◆ WHAT NEEDS TO BE DONE
Below are the records; locate each line with the word "symbol" and copy it.

-- start MATERIAL PROVIDED --

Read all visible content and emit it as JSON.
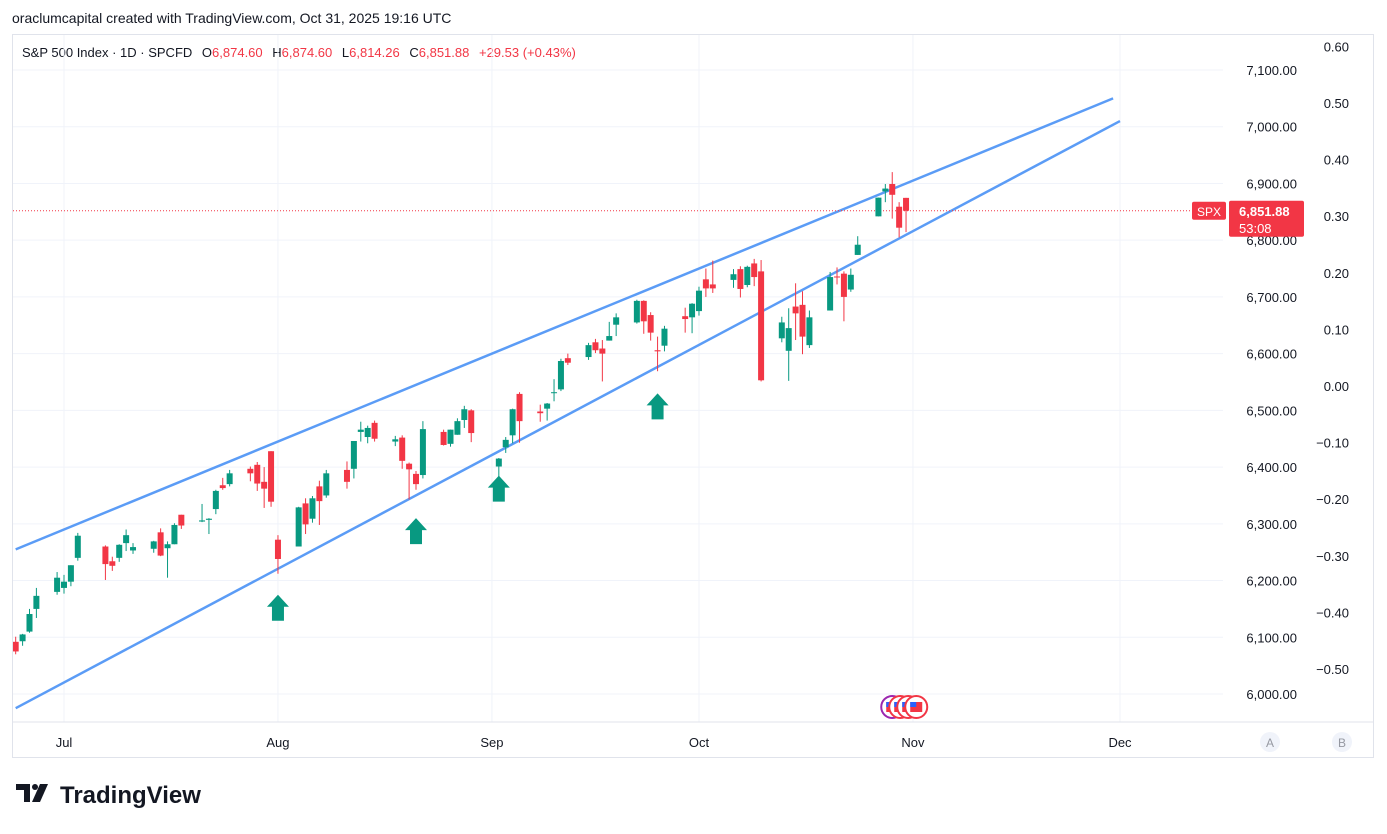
{
  "header": {
    "text": "oraclumcapital created with TradingView.com, Oct 31, 2025 19:16 UTC"
  },
  "legend": {
    "symbol": "S&P 500 Index · 1D · SPCFD",
    "o_label": "O",
    "o_value": "6,874.60",
    "h_label": "H",
    "h_value": "6,874.60",
    "l_label": "L",
    "l_value": "6,814.26",
    "c_label": "C",
    "c_value": "6,851.88",
    "change": "+29.53 (+0.43%)"
  },
  "price_tag": {
    "symbol": "SPX",
    "price": "6,851.88",
    "countdown": "53:08"
  },
  "axis_buttons": {
    "a": "A",
    "b": "B"
  },
  "footer": {
    "brand": "TradingView"
  },
  "colors": {
    "up": "#089981",
    "down": "#f23645",
    "trendline": "#5b9cf6",
    "grid": "#f0f3fa",
    "arrow": "#089981"
  },
  "chart_data": {
    "type": "candlestick",
    "title": "S&P 500 Index · 1D · SPCFD",
    "ylim": [
      5950,
      7125
    ],
    "right_axis": {
      "ticks": [
        6000,
        6100,
        6200,
        6300,
        6400,
        6500,
        6600,
        6700,
        6800,
        6900,
        7000,
        7100
      ],
      "tick_labels": [
        "6,000.00",
        "6,100.00",
        "6,200.00",
        "6,300.00",
        "6,400.00",
        "6,500.00",
        "6,600.00",
        "6,700.00",
        "6,800.00",
        "6,900.00",
        "7,000.00",
        "7,100.00"
      ]
    },
    "far_right_axis": {
      "ylim": [
        -0.6,
        0.6
      ],
      "ticks": [
        0.6,
        0.5,
        0.4,
        0.3,
        0.2,
        0.1,
        0.0,
        -0.1,
        -0.2,
        -0.3,
        -0.4,
        -0.5
      ],
      "tick_labels": [
        "0.60",
        "0.50",
        "0.40",
        "0.30",
        "0.20",
        "0.10",
        "0.00",
        "−0.10",
        "−0.20",
        "−0.30",
        "−0.40",
        "−0.50"
      ]
    },
    "x_axis": {
      "labels": [
        "Jul",
        "Aug",
        "Sep",
        "Oct",
        "Nov",
        "Dec"
      ],
      "label_dates": [
        "2025-07-01",
        "2025-08-01",
        "2025-09-01",
        "2025-10-01",
        "2025-11-01",
        "2025-12-01"
      ]
    },
    "last_price": 6851.88,
    "candles": [
      {
        "d": "2025-06-24",
        "o": 6092,
        "h": 6101,
        "l": 6070,
        "c": 6075
      },
      {
        "d": "2025-06-25",
        "o": 6093,
        "h": 6106,
        "l": 6085,
        "c": 6105
      },
      {
        "d": "2025-06-26",
        "o": 6110,
        "h": 6150,
        "l": 6108,
        "c": 6141
      },
      {
        "d": "2025-06-27",
        "o": 6150,
        "h": 6187,
        "l": 6134,
        "c": 6173
      },
      {
        "d": "2025-06-30",
        "o": 6180,
        "h": 6215,
        "l": 6175,
        "c": 6205
      },
      {
        "d": "2025-07-01",
        "o": 6187,
        "h": 6210,
        "l": 6177,
        "c": 6198
      },
      {
        "d": "2025-07-02",
        "o": 6198,
        "h": 6227,
        "l": 6190,
        "c": 6227
      },
      {
        "d": "2025-07-03",
        "o": 6240,
        "h": 6284,
        "l": 6235,
        "c": 6279
      },
      {
        "d": "2025-07-07",
        "o": 6260,
        "h": 6262,
        "l": 6201,
        "c": 6229
      },
      {
        "d": "2025-07-08",
        "o": 6234,
        "h": 6242,
        "l": 6217,
        "c": 6226
      },
      {
        "d": "2025-07-09",
        "o": 6240,
        "h": 6264,
        "l": 6233,
        "c": 6263
      },
      {
        "d": "2025-07-10",
        "o": 6266,
        "h": 6290,
        "l": 6252,
        "c": 6280
      },
      {
        "d": "2025-07-11",
        "o": 6253,
        "h": 6266,
        "l": 6247,
        "c": 6259
      },
      {
        "d": "2025-07-14",
        "o": 6256,
        "h": 6270,
        "l": 6249,
        "c": 6269
      },
      {
        "d": "2025-07-15",
        "o": 6285,
        "h": 6292,
        "l": 6243,
        "c": 6244
      },
      {
        "d": "2025-07-16",
        "o": 6257,
        "h": 6269,
        "l": 6205,
        "c": 6264
      },
      {
        "d": "2025-07-17",
        "o": 6264,
        "h": 6301,
        "l": 6264,
        "c": 6298
      },
      {
        "d": "2025-07-18",
        "o": 6316,
        "h": 6316,
        "l": 6291,
        "c": 6297
      },
      {
        "d": "2025-07-21",
        "o": 6304,
        "h": 6335,
        "l": 6303,
        "c": 6306
      },
      {
        "d": "2025-07-22",
        "o": 6307,
        "h": 6310,
        "l": 6282,
        "c": 6309
      },
      {
        "d": "2025-07-23",
        "o": 6326,
        "h": 6360,
        "l": 6317,
        "c": 6358
      },
      {
        "d": "2025-07-24",
        "o": 6368,
        "h": 6381,
        "l": 6360,
        "c": 6363
      },
      {
        "d": "2025-07-25",
        "o": 6370,
        "h": 6395,
        "l": 6366,
        "c": 6389
      },
      {
        "d": "2025-07-28",
        "o": 6397,
        "h": 6401,
        "l": 6375,
        "c": 6389
      },
      {
        "d": "2025-07-29",
        "o": 6404,
        "h": 6409,
        "l": 6358,
        "c": 6371
      },
      {
        "d": "2025-07-30",
        "o": 6374,
        "h": 6400,
        "l": 6328,
        "c": 6362
      },
      {
        "d": "2025-07-31",
        "o": 6428,
        "h": 6428,
        "l": 6330,
        "c": 6339
      },
      {
        "d": "2025-08-01",
        "o": 6272,
        "h": 6280,
        "l": 6212,
        "c": 6238
      },
      {
        "d": "2025-08-04",
        "o": 6260,
        "h": 6330,
        "l": 6260,
        "c": 6329
      },
      {
        "d": "2025-08-05",
        "o": 6336,
        "h": 6345,
        "l": 6282,
        "c": 6299
      },
      {
        "d": "2025-08-06",
        "o": 6309,
        "h": 6349,
        "l": 6302,
        "c": 6345
      },
      {
        "d": "2025-08-07",
        "o": 6366,
        "h": 6376,
        "l": 6298,
        "c": 6340
      },
      {
        "d": "2025-08-08",
        "o": 6350,
        "h": 6395,
        "l": 6346,
        "c": 6389
      },
      {
        "d": "2025-08-11",
        "o": 6395,
        "h": 6410,
        "l": 6362,
        "c": 6374
      },
      {
        "d": "2025-08-12",
        "o": 6397,
        "h": 6446,
        "l": 6380,
        "c": 6446
      },
      {
        "d": "2025-08-13",
        "o": 6462,
        "h": 6480,
        "l": 6445,
        "c": 6466
      },
      {
        "d": "2025-08-14",
        "o": 6453,
        "h": 6473,
        "l": 6442,
        "c": 6469
      },
      {
        "d": "2025-08-15",
        "o": 6478,
        "h": 6482,
        "l": 6445,
        "c": 6450
      },
      {
        "d": "2025-08-18",
        "o": 6445,
        "h": 6455,
        "l": 6437,
        "c": 6449
      },
      {
        "d": "2025-08-19",
        "o": 6452,
        "h": 6456,
        "l": 6397,
        "c": 6411
      },
      {
        "d": "2025-08-20",
        "o": 6406,
        "h": 6408,
        "l": 6343,
        "c": 6396
      },
      {
        "d": "2025-08-21",
        "o": 6388,
        "h": 6393,
        "l": 6360,
        "c": 6370
      },
      {
        "d": "2025-08-22",
        "o": 6386,
        "h": 6481,
        "l": 6380,
        "c": 6467
      },
      {
        "d": "2025-08-25",
        "o": 6462,
        "h": 6466,
        "l": 6438,
        "c": 6439
      },
      {
        "d": "2025-08-26",
        "o": 6441,
        "h": 6466,
        "l": 6436,
        "c": 6466
      },
      {
        "d": "2025-08-27",
        "o": 6457,
        "h": 6486,
        "l": 6457,
        "c": 6481
      },
      {
        "d": "2025-08-28",
        "o": 6483,
        "h": 6508,
        "l": 6469,
        "c": 6502
      },
      {
        "d": "2025-08-29",
        "o": 6500,
        "h": 6502,
        "l": 6444,
        "c": 6460
      },
      {
        "d": "2025-09-02",
        "o": 6401,
        "h": 6416,
        "l": 6360,
        "c": 6415
      },
      {
        "d": "2025-09-03",
        "o": 6435,
        "h": 6453,
        "l": 6425,
        "c": 6448
      },
      {
        "d": "2025-09-04",
        "o": 6456,
        "h": 6503,
        "l": 6442,
        "c": 6502
      },
      {
        "d": "2025-09-05",
        "o": 6529,
        "h": 6532,
        "l": 6443,
        "c": 6481
      },
      {
        "d": "2025-09-08",
        "o": 6498,
        "h": 6510,
        "l": 6480,
        "c": 6495
      },
      {
        "d": "2025-09-09",
        "o": 6503,
        "h": 6513,
        "l": 6482,
        "c": 6512
      },
      {
        "d": "2025-09-10",
        "o": 6531,
        "h": 6555,
        "l": 6516,
        "c": 6532
      },
      {
        "d": "2025-09-11",
        "o": 6537,
        "h": 6591,
        "l": 6534,
        "c": 6587
      },
      {
        "d": "2025-09-12",
        "o": 6592,
        "h": 6600,
        "l": 6580,
        "c": 6584
      },
      {
        "d": "2025-09-15",
        "o": 6594,
        "h": 6619,
        "l": 6589,
        "c": 6615
      },
      {
        "d": "2025-09-16",
        "o": 6620,
        "h": 6626,
        "l": 6601,
        "c": 6606
      },
      {
        "d": "2025-09-17",
        "o": 6609,
        "h": 6624,
        "l": 6551,
        "c": 6600
      },
      {
        "d": "2025-09-18",
        "o": 6623,
        "h": 6656,
        "l": 6623,
        "c": 6631
      },
      {
        "d": "2025-09-19",
        "o": 6651,
        "h": 6671,
        "l": 6631,
        "c": 6664
      },
      {
        "d": "2025-09-22",
        "o": 6655,
        "h": 6695,
        "l": 6653,
        "c": 6693
      },
      {
        "d": "2025-09-23",
        "o": 6693,
        "h": 6694,
        "l": 6635,
        "c": 6657
      },
      {
        "d": "2025-09-24",
        "o": 6668,
        "h": 6673,
        "l": 6623,
        "c": 6637
      },
      {
        "d": "2025-09-25",
        "o": 6606,
        "h": 6630,
        "l": 6569,
        "c": 6604
      },
      {
        "d": "2025-09-26",
        "o": 6614,
        "h": 6649,
        "l": 6604,
        "c": 6644
      },
      {
        "d": "2025-09-29",
        "o": 6666,
        "h": 6681,
        "l": 6637,
        "c": 6661
      },
      {
        "d": "2025-09-30",
        "o": 6664,
        "h": 6689,
        "l": 6636,
        "c": 6688
      },
      {
        "d": "2025-10-01",
        "o": 6675,
        "h": 6718,
        "l": 6667,
        "c": 6711
      },
      {
        "d": "2025-10-02",
        "o": 6731,
        "h": 6750,
        "l": 6700,
        "c": 6715
      },
      {
        "d": "2025-10-03",
        "o": 6722,
        "h": 6764,
        "l": 6707,
        "c": 6715
      },
      {
        "d": "2025-10-06",
        "o": 6730,
        "h": 6749,
        "l": 6716,
        "c": 6740
      },
      {
        "d": "2025-10-07",
        "o": 6749,
        "h": 6754,
        "l": 6699,
        "c": 6714
      },
      {
        "d": "2025-10-08",
        "o": 6721,
        "h": 6755,
        "l": 6717,
        "c": 6753
      },
      {
        "d": "2025-10-09",
        "o": 6759,
        "h": 6767,
        "l": 6719,
        "c": 6735
      },
      {
        "d": "2025-10-10",
        "o": 6745,
        "h": 6765,
        "l": 6551,
        "c": 6553
      },
      {
        "d": "2025-10-13",
        "o": 6627,
        "h": 6665,
        "l": 6620,
        "c": 6655
      },
      {
        "d": "2025-10-14",
        "o": 6605,
        "h": 6680,
        "l": 6552,
        "c": 6645
      },
      {
        "d": "2025-10-15",
        "o": 6683,
        "h": 6724,
        "l": 6624,
        "c": 6671
      },
      {
        "d": "2025-10-16",
        "o": 6686,
        "h": 6710,
        "l": 6599,
        "c": 6630
      },
      {
        "d": "2025-10-17",
        "o": 6615,
        "h": 6676,
        "l": 6610,
        "c": 6664
      },
      {
        "d": "2025-10-20",
        "o": 6676,
        "h": 6744,
        "l": 6676,
        "c": 6735
      },
      {
        "d": "2025-10-21",
        "o": 6736,
        "h": 6752,
        "l": 6722,
        "c": 6735
      },
      {
        "d": "2025-10-22",
        "o": 6741,
        "h": 6745,
        "l": 6657,
        "c": 6700
      },
      {
        "d": "2025-10-23",
        "o": 6713,
        "h": 6750,
        "l": 6709,
        "c": 6739
      },
      {
        "d": "2025-10-24",
        "o": 6774,
        "h": 6807,
        "l": 6774,
        "c": 6792
      },
      {
        "d": "2025-10-27",
        "o": 6842,
        "h": 6875,
        "l": 6842,
        "c": 6875
      },
      {
        "d": "2025-10-28",
        "o": 6886,
        "h": 6899,
        "l": 6867,
        "c": 6891
      },
      {
        "d": "2025-10-29",
        "o": 6899,
        "h": 6920,
        "l": 6838,
        "c": 6880
      },
      {
        "d": "2025-10-30",
        "o": 6859,
        "h": 6867,
        "l": 6805,
        "c": 6822
      },
      {
        "d": "2025-10-31",
        "o": 6874.6,
        "h": 6874.6,
        "l": 6814.26,
        "c": 6851.88
      }
    ],
    "trendlines": [
      {
        "name": "upper",
        "from": {
          "d": "2025-06-24",
          "y": 6255
        },
        "to": {
          "d": "2025-11-30",
          "y": 7050
        }
      },
      {
        "name": "lower",
        "from": {
          "d": "2025-06-24",
          "y": 5975
        },
        "to": {
          "d": "2025-12-01",
          "y": 7010
        }
      }
    ],
    "annotations": [
      {
        "type": "up-arrow",
        "d": "2025-08-01",
        "y": 6175
      },
      {
        "type": "up-arrow",
        "d": "2025-08-21",
        "y": 6310
      },
      {
        "type": "up-arrow",
        "d": "2025-09-02",
        "y": 6385
      },
      {
        "type": "up-arrow",
        "d": "2025-09-25",
        "y": 6530
      }
    ]
  }
}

-- end MATERIAL PROVIDED --

◆ RESPONSE BELOW
    "symbol": "S&P 500 Index · 1D · SPCFD",
    "symbol": "SPX",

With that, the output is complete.